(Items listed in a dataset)

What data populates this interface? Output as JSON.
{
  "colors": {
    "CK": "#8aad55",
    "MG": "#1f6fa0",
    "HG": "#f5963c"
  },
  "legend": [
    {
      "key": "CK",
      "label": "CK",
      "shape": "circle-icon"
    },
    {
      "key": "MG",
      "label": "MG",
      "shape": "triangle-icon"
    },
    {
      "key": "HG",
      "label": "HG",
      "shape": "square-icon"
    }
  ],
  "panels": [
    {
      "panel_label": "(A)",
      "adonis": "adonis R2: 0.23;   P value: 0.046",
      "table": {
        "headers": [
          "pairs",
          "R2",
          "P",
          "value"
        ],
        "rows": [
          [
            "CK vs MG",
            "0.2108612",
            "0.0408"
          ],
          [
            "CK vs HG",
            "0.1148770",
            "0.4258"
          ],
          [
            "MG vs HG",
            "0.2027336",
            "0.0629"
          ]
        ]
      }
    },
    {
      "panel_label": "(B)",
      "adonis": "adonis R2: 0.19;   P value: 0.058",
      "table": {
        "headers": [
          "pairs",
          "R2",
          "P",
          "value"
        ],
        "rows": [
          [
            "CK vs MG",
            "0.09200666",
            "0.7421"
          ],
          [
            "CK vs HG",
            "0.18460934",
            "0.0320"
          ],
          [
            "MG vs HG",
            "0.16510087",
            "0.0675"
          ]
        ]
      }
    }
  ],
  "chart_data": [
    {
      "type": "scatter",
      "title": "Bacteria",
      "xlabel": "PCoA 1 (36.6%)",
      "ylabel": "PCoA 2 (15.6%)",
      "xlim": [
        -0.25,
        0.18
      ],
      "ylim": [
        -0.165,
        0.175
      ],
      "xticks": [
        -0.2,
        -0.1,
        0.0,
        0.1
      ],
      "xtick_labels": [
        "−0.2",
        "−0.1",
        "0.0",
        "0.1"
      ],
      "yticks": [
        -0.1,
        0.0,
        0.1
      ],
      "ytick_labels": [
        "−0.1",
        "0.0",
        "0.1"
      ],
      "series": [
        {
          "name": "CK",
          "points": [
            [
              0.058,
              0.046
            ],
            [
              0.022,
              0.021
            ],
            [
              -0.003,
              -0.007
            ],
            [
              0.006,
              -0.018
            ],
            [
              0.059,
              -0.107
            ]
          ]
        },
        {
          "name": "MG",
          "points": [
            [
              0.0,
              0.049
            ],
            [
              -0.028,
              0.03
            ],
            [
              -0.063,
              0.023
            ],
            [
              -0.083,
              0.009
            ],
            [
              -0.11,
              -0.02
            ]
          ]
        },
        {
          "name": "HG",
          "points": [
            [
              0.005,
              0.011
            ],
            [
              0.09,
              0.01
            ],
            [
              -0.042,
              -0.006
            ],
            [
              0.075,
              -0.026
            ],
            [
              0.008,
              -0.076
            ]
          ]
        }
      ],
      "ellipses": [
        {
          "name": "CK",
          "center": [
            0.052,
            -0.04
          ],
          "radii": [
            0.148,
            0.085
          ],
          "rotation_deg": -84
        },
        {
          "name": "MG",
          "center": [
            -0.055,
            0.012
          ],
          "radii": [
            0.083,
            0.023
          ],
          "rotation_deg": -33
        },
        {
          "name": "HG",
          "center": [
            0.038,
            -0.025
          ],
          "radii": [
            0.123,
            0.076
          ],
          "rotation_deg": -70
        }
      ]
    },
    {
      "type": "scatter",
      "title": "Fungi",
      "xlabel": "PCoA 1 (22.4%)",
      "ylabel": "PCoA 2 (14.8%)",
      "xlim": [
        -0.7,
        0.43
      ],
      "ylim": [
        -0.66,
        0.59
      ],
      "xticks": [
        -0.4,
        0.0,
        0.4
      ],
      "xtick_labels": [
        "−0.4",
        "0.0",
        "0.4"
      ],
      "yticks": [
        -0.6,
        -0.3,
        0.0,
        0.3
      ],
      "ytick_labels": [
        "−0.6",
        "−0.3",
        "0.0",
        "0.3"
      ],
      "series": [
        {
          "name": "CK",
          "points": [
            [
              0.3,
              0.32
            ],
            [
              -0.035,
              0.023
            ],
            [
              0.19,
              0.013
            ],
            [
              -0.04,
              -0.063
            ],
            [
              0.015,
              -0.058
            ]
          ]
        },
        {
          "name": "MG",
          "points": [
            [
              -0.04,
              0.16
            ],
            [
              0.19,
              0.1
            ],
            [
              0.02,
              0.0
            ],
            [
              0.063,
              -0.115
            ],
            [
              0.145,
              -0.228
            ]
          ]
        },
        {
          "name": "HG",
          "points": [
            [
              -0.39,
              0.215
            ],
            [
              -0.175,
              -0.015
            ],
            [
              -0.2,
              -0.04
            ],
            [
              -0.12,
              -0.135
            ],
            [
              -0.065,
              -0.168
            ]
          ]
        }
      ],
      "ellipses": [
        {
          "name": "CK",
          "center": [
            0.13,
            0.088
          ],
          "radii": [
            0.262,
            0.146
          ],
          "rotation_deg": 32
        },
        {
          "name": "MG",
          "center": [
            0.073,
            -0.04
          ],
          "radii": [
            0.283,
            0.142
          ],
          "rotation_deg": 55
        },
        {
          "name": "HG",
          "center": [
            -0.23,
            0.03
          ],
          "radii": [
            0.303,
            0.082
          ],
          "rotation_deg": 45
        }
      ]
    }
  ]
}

### Instructions for the task:
Among the entries above, how many lines hold the string "PCoA"? Give the number by itself.

### Output of the task:
4